TASK DATA >>
=======

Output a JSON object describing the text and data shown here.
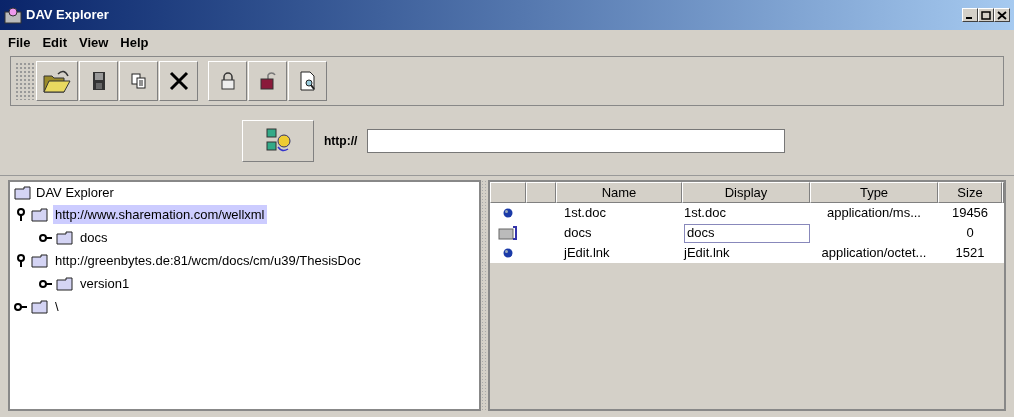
{
  "window": {
    "title": "DAV Explorer"
  },
  "menu": [
    "File",
    "Edit",
    "View",
    "Help"
  ],
  "toolbar": [
    {
      "kind": "open"
    },
    {
      "kind": "save"
    },
    {
      "kind": "copy"
    },
    {
      "kind": "delete"
    },
    {
      "kind": "sep"
    },
    {
      "kind": "lock"
    },
    {
      "kind": "unlock"
    },
    {
      "kind": "view"
    }
  ],
  "url_bar": {
    "label": "http://"
  },
  "tree": {
    "root": "DAV Explorer",
    "children": [
      {
        "label": "http://www.sharemation.com/wellxml",
        "selected": true,
        "expanded": true,
        "children": [
          {
            "label": "docs",
            "selected": false,
            "expanded": false
          }
        ]
      },
      {
        "label": "http://greenbytes.de:81/wcm/docs/cm/u39/ThesisDoc",
        "selected": false,
        "expanded": true,
        "children": [
          {
            "label": "version1",
            "selected": false,
            "expanded": false
          }
        ]
      },
      {
        "label": "\\",
        "selected": false,
        "expanded": false
      }
    ]
  },
  "table": {
    "columns": [
      "Name",
      "Display",
      "Type",
      "Size"
    ],
    "rows": [
      {
        "kind": "file",
        "name": "1st.doc",
        "display": "1st.doc",
        "editing": false,
        "type": "application/ms...",
        "size": "19456"
      },
      {
        "kind": "folder",
        "name": "docs",
        "display": "docs",
        "editing": true,
        "size": "0"
      },
      {
        "kind": "file",
        "name": "jEdit.lnk",
        "display": "jEdit.lnk",
        "editing": false,
        "type": "application/octet...",
        "size": "1521"
      }
    ]
  }
}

=======

GOAL >>
Copy all lines above containing the string "docs".

EXERCISE SOLUTION >>
            "label": "docs",
        "label": "http://greenbytes.de:81/wcm/docs/cm/u39/ThesisDoc",
        "name": "docs",
        "display": "docs",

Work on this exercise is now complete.